DOCUMENT:
_ _ _ _ _ _ _

Waar of niet waar?
Australische roman over een oude dame die begint te dementeren.
Spelen met wat waar is of wat alleen in het hoofd van een persoon zit, is een ware uitdaging voor een schrijver en geeft de kans op een mooi speelveld. Zo weet Mitch Cullin in zijn Getijdenland de lezer lange tijd op het verkeerde been te houden. Maar het onderwerp van dat boek is geen dementie.
Het pad van ouder worden gaat niet altijd over rozen. Een klein pijntje hier, een ongemakje daar, maar vooral: blijven we wel bij de les? Dementie is voor de meeste mensen misschien wel het grootste spook om bang voor te zijn: als een tijger in de nacht besluipt hij je zintuigen.
De Australische schrijfster Fiona McFarlane had twee grootmoeders, die allebei op een andere wijze dement werden. Het is lastig deze ziekte te beschrijven. Zeker vanuit de patiënt zelf. En het is helemaal een kunst er een mooie roman over te maken. In Geheugenkunstenaars van Jeffrey Moore probeert een groep jongeren een onderhoudende oplossing te vinden voor de verzorging van een Alzheimer-patiënt. Alice LaPlante beschrijft in haar roman Hersenspinsels dementie vanuit de patiënt zelf – net zoals Fiona McFarlane – en beide weten zelfs wat spanning in het verhaal te brengen.
Hoofdpersoon in Tijgers in de nacht is Ruth. Ruth is van mening dat haar vijfenzeventig jaren haar nog lang niet oud maken. Ze voelt zich fit en heeft haar leven als weduwe in het vakantiehuis aan zee nabij Sydney goed in de hand. Ze betreurt het weliswaar dat haar twee zonen ver weg wonen, dus niet vaak langskomen, maar dat maakt het leven alleen maar aangenaam rustiger. Alleen de donkere uren kunnen eenzaam zijn. Niet alleen mist ze haar man, maar er zijn nachten dat ze een tijger lijkt te horen rondsluipen in haar woonkamer. De tijger bestaat wel niet echt, dat weet Ruth, maar de geur van een wild dier die ’s morgens in de huiskamer hangt, brengt haar wel eens aan het twijfelen.
Op een dag staat er een struise, grote dame voor de deur, die zich voorstelt als Frida en in dienst van de staat Ruth een handje komt helpen. Ruth, die vooral last van haar rug heeft, wil van geen hulp weten in het begin. Maar de kordate Frida, die niet alleen het huis spik & span boent, maar ook haren knipt en als gezelschapsdame fungeert, is binnen afzienbare tijd niet meer weg te denken uit Ruth’s leven. Zelfs de onderlinge schermutselingen doen Frida niet meer vertrekken.

_ _ _ _ _ _ _

GESELECTEERDE RECORDS:
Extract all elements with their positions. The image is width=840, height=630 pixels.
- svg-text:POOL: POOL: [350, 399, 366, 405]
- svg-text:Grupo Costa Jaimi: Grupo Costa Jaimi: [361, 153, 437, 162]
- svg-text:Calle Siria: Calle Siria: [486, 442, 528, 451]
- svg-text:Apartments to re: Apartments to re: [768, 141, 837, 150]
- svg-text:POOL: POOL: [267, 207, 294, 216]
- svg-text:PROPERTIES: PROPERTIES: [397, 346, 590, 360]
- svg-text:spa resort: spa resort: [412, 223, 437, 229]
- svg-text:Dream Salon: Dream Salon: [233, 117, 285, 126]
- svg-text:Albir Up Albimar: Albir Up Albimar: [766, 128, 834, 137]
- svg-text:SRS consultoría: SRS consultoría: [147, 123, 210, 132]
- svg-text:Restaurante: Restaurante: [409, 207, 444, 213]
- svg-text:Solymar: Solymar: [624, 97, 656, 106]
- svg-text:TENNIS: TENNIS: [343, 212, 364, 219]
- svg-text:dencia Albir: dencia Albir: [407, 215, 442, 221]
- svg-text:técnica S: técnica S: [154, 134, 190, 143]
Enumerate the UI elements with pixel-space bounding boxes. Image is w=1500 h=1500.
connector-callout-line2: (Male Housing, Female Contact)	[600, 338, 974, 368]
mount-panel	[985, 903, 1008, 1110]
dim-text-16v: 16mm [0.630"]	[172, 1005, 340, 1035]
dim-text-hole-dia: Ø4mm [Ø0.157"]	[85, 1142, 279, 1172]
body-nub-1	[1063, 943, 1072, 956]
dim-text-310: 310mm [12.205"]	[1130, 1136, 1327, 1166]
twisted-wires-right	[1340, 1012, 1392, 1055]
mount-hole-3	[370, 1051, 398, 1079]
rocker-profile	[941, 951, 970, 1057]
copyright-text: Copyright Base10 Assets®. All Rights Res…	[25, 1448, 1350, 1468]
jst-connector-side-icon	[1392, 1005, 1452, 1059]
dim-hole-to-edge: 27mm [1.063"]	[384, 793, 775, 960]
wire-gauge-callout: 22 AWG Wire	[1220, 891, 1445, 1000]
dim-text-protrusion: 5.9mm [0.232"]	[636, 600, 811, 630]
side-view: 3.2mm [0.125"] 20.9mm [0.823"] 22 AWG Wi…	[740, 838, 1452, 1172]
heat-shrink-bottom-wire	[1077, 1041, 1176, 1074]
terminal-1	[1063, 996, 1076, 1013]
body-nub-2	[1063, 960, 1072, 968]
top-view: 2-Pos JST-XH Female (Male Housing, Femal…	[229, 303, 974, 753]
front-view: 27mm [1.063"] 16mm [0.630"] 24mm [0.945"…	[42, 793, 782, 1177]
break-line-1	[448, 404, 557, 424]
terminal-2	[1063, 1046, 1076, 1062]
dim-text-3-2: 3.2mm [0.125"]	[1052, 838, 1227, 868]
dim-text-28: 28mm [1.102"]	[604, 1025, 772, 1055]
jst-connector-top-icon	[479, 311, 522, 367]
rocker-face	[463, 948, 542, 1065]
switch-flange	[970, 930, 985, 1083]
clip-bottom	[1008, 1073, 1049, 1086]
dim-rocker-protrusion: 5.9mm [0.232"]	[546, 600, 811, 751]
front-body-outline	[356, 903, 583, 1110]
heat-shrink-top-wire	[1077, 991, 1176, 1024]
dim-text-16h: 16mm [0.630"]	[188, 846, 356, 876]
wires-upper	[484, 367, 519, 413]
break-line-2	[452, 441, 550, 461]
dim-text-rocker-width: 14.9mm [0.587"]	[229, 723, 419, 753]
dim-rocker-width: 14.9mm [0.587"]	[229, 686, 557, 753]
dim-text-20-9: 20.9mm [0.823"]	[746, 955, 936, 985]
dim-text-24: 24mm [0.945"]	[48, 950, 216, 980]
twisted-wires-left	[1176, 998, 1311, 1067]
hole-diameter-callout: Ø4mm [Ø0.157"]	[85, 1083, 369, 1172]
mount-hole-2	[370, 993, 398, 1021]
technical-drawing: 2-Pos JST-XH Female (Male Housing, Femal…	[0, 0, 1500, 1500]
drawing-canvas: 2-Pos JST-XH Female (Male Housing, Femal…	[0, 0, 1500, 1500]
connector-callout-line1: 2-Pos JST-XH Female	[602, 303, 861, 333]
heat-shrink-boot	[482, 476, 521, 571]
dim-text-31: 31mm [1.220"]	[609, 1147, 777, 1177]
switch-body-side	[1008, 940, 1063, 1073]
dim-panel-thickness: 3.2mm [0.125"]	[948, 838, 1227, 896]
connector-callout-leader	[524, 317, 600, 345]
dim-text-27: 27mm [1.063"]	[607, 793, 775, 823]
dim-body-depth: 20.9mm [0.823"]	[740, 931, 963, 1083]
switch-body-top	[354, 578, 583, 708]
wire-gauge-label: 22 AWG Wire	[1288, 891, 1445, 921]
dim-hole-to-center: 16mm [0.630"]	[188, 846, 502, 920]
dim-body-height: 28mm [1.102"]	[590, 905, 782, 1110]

_ _ _ _ _ _ _

OPDRACHT 1: Hoe oud is Ruth volgens de recensie?
OPDRACHT 2: Zet de regels van de records vanaf het begin tot en met de regel met "- svg-text:POOL: POOL: [267, 207, 294, 216]" uit als een JSON-lijst van strings. Geef één string per regel en laat lege regels weg.

RESULTAAT 1: Ruth is vijfenzeventig jaar.

RESULTAAT 2:
[
  "Extract all elements with their positions. The image is width=840, height=630 pixels.",
  "- svg-text:POOL: POOL: [350, 399, 366, 405]",
  "- svg-text:Grupo Costa Jaimi: Grupo Costa Jaimi: [361, 153, 437, 162]",
  "- svg-text:Calle Siria: Calle Siria: [486, 442, 528, 451]",
  "- svg-text:Apartments to re: Apartments to re: [768, 141, 837, 150]",
  "- svg-text:POOL: POOL: [267, 207, 294, 216]"
]